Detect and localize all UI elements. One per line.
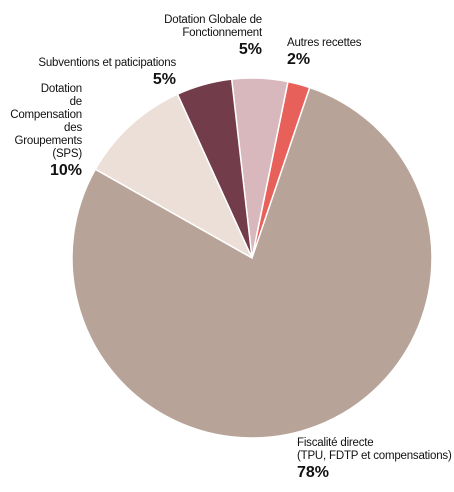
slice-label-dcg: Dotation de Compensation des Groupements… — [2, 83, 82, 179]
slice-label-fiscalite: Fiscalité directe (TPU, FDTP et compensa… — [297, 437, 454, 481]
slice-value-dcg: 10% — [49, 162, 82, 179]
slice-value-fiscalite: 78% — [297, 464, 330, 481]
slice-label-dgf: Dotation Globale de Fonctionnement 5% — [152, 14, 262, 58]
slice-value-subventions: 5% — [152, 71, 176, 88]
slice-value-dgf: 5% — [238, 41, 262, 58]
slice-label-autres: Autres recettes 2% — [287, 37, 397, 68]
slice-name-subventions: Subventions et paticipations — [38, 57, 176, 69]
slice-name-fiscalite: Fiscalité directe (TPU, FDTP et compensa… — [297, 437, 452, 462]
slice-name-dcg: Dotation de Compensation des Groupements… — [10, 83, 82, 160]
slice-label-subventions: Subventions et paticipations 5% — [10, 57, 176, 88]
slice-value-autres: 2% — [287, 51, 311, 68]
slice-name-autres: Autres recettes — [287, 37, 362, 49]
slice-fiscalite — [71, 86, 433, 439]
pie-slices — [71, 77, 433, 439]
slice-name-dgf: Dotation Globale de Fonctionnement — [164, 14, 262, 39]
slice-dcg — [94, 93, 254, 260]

-.-.-

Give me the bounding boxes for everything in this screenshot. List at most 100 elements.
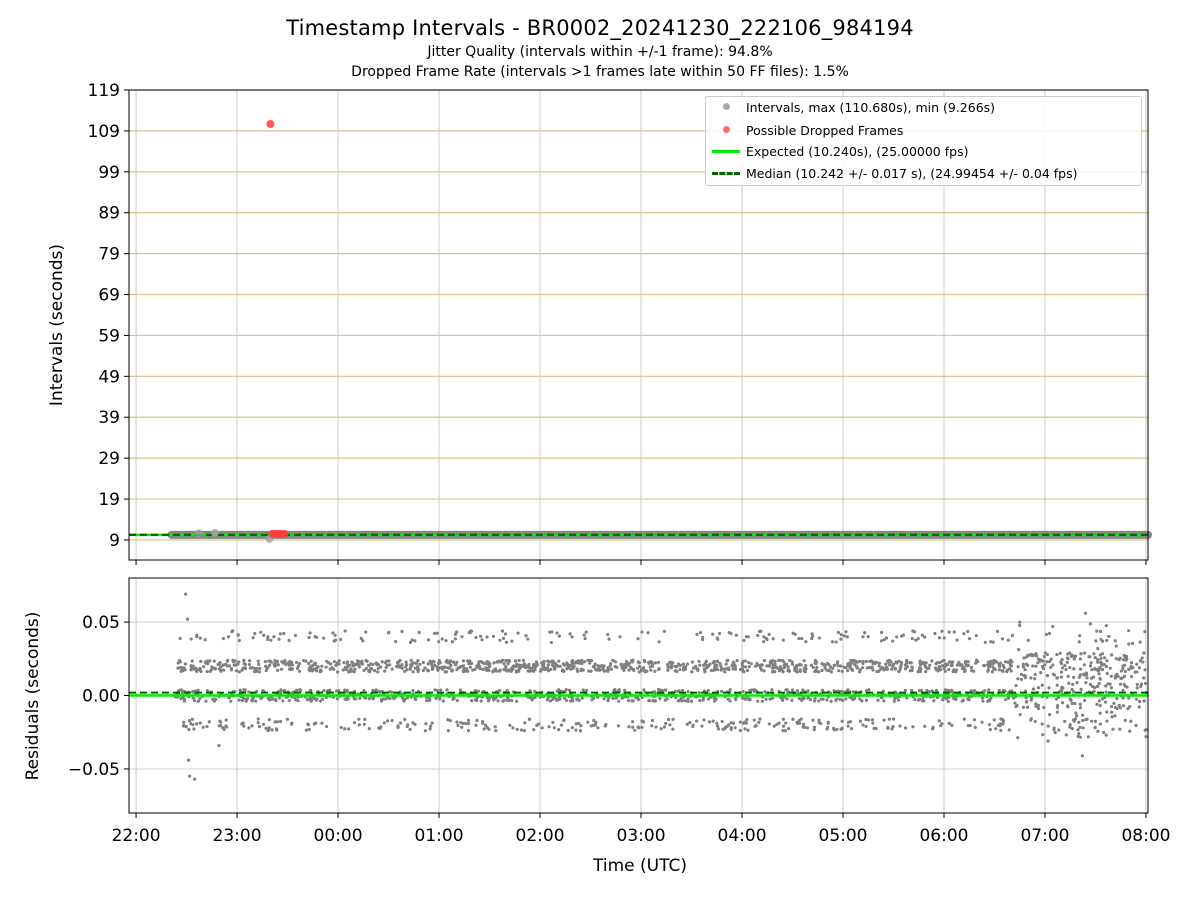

-.-.-

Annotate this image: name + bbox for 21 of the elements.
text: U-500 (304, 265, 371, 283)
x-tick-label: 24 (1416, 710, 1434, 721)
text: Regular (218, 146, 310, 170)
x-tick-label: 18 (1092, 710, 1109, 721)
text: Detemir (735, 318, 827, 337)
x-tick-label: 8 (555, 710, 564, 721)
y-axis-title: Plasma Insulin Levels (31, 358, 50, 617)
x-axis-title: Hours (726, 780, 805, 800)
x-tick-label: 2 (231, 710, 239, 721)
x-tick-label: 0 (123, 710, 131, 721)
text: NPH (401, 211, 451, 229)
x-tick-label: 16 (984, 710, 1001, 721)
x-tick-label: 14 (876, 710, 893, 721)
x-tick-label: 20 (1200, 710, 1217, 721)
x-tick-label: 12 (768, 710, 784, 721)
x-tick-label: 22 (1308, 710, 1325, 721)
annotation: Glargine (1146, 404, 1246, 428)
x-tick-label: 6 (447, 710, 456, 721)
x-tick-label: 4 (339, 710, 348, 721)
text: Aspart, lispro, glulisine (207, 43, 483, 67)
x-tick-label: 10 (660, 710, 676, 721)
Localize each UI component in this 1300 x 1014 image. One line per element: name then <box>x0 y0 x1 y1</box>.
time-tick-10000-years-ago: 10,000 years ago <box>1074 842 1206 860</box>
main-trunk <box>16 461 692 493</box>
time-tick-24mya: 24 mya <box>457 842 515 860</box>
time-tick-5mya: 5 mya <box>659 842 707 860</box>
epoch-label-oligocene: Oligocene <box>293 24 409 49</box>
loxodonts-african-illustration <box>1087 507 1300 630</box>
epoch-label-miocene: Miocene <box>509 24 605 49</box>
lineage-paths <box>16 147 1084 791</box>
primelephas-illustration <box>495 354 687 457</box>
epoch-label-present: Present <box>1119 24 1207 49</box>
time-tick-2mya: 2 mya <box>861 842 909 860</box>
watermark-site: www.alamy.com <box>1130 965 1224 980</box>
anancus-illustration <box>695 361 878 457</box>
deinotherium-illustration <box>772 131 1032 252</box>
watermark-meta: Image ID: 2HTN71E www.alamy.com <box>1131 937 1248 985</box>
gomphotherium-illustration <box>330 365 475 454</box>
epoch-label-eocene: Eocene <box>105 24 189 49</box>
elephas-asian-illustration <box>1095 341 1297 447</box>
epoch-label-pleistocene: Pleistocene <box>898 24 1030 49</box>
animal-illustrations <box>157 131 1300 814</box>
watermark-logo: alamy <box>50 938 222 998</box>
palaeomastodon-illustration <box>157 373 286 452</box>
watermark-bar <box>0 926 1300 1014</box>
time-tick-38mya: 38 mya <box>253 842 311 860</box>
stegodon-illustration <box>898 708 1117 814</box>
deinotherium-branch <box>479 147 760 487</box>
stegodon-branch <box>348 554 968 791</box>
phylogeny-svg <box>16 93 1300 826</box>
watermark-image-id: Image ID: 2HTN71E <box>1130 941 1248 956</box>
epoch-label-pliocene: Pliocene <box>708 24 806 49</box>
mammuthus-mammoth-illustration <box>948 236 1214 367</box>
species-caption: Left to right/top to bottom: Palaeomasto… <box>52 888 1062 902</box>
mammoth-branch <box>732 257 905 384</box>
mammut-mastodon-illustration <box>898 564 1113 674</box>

-.-.-

◆ **Work to be completed**: Copy the rows word for word, starting at the line that contains "Detect and localize" and stopping after the line that contains "slice-value-dcg: 10% — [49, 162, 82, 179]". Leave the picture out of your copy.

◆ **The reply**:
Detect and localize all UI elements. One per line.
slice-label-dcg: Dotation de Compensation des Groupements… — [2, 83, 82, 179]
slice-label-fiscalite: Fiscalité directe (TPU, FDTP et compensa… — [297, 437, 454, 481]
slice-value-dcg: 10% — [49, 162, 82, 179]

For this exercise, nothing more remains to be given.